*Given information*:
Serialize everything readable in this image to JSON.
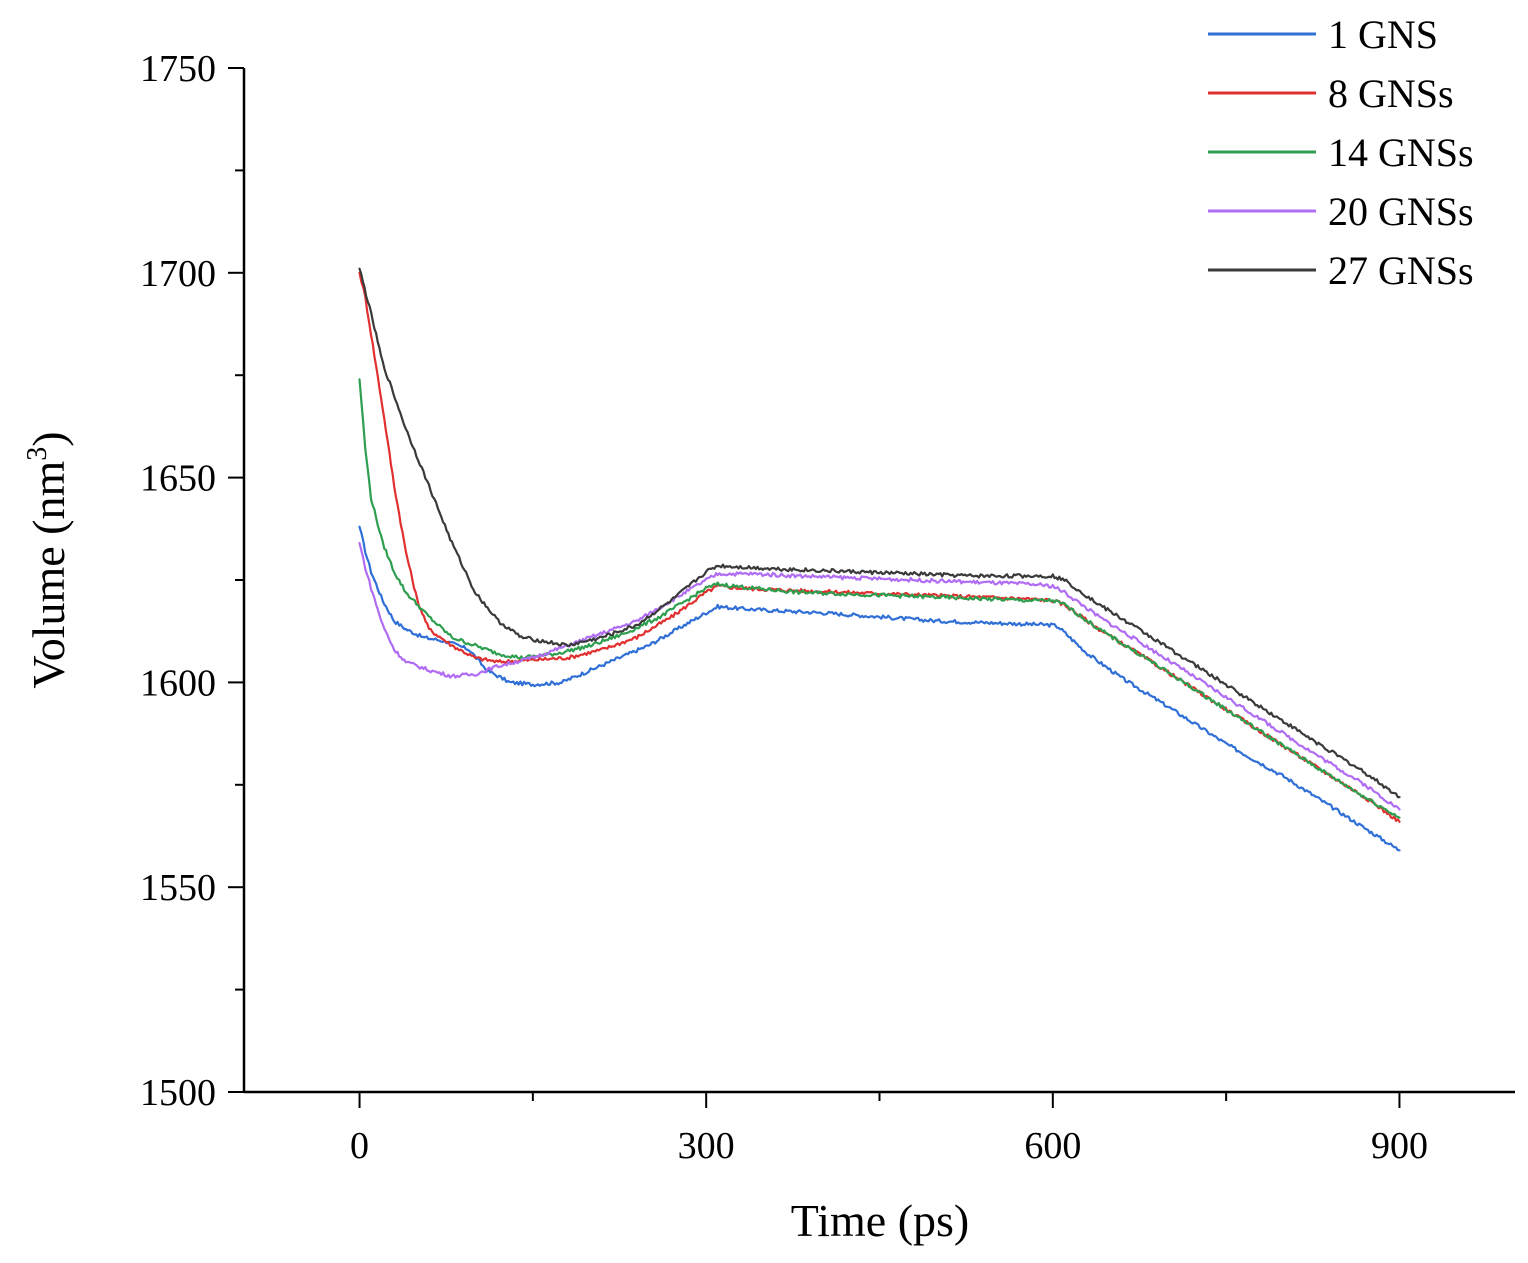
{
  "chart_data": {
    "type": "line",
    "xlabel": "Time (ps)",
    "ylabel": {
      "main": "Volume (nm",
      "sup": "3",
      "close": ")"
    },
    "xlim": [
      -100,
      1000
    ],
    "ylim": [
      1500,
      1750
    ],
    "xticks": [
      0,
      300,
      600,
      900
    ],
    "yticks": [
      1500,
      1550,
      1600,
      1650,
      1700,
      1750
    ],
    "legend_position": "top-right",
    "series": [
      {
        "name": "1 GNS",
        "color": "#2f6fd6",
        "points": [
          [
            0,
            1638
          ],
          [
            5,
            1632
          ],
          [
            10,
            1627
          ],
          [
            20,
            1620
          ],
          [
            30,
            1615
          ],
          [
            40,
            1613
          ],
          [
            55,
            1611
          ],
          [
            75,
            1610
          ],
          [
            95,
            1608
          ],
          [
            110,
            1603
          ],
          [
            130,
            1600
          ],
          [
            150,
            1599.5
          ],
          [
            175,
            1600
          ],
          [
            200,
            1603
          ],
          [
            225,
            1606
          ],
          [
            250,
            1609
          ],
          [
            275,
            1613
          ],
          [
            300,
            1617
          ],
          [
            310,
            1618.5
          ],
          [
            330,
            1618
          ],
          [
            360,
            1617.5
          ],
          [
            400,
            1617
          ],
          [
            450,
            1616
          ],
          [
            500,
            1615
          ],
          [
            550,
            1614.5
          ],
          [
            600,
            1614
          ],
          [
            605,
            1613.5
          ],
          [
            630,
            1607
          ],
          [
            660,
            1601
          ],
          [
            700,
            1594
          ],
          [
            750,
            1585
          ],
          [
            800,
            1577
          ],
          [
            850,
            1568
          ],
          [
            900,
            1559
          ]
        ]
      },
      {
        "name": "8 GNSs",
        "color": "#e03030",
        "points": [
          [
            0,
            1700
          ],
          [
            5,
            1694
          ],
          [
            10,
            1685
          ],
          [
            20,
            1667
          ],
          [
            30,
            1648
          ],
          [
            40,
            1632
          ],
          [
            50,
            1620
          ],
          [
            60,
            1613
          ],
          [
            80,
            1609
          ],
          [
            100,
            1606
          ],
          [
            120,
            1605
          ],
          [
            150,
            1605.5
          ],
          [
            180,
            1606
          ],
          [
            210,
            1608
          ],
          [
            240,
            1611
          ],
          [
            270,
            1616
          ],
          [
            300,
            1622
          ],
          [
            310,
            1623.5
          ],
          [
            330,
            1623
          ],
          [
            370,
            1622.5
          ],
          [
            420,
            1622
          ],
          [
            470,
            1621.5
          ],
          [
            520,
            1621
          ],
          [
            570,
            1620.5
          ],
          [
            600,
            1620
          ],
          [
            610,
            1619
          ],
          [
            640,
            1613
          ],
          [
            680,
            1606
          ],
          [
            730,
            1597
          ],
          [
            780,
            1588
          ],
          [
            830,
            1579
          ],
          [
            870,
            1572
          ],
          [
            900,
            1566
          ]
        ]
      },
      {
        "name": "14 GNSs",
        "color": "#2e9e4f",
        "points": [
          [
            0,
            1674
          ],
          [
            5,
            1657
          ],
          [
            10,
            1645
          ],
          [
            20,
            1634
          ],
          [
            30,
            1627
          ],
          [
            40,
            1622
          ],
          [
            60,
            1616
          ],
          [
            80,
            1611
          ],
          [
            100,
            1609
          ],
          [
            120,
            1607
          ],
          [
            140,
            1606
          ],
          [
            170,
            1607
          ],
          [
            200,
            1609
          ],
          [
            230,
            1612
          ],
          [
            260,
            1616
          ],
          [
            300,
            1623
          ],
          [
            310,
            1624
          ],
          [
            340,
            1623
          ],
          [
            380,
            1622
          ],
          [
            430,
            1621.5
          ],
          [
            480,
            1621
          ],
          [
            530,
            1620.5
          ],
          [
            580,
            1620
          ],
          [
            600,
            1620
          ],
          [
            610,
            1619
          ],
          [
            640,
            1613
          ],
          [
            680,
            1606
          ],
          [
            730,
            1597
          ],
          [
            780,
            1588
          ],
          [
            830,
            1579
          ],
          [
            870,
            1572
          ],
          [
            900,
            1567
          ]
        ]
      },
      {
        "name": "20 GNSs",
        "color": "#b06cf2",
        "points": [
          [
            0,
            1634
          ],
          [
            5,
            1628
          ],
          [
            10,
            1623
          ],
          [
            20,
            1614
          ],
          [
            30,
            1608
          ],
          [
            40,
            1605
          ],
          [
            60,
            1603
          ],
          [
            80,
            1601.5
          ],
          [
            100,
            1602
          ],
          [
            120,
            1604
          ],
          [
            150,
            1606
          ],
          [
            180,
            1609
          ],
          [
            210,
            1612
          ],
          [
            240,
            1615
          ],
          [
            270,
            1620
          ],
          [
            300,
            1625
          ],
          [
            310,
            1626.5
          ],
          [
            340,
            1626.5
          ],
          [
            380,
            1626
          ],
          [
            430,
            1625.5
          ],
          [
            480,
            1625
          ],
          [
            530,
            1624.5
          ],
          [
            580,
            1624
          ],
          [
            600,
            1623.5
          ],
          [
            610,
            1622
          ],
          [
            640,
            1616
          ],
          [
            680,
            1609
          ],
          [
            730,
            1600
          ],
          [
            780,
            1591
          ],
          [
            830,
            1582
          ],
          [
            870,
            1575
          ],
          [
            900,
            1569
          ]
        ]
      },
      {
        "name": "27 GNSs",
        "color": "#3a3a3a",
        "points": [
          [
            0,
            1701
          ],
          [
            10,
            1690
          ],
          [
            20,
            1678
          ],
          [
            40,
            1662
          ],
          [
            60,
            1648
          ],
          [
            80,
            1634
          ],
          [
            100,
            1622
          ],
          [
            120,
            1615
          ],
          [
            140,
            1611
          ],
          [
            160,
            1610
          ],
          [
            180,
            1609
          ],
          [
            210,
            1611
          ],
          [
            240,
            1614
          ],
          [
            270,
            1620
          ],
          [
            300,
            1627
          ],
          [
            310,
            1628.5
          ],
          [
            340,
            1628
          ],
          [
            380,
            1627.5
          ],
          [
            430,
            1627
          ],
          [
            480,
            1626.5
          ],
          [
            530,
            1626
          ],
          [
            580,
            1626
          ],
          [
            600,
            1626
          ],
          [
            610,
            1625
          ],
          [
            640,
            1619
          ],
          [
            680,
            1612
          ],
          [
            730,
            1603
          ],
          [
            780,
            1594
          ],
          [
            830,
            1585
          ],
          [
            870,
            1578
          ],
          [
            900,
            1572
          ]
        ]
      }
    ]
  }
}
---
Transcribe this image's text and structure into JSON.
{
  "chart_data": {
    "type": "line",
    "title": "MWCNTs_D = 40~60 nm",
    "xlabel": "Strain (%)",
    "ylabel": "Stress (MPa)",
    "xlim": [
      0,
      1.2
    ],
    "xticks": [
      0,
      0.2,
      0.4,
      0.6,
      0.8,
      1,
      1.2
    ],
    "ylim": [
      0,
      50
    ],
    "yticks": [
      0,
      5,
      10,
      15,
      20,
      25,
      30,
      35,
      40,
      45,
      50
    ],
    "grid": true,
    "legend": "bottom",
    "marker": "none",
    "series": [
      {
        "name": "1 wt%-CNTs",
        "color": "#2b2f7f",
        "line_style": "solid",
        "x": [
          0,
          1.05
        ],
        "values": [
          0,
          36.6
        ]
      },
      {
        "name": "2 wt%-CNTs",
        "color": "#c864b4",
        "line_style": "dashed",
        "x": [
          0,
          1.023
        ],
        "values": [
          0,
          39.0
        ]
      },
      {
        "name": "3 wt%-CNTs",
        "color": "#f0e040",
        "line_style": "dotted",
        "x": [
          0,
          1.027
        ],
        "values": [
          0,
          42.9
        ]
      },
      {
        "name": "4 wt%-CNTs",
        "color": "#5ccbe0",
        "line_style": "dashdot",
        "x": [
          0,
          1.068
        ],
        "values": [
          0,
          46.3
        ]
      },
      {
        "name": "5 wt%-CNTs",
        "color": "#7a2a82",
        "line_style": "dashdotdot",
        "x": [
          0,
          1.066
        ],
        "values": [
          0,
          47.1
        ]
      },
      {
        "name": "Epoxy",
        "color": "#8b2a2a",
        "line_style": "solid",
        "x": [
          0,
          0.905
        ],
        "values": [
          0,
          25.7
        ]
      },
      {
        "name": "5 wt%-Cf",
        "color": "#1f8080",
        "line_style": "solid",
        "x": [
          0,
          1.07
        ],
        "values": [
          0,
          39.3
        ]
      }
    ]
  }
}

*Exercise objective*:
Among the lines of the data above, count those holding "name" and state only the number.

*Final result*:
12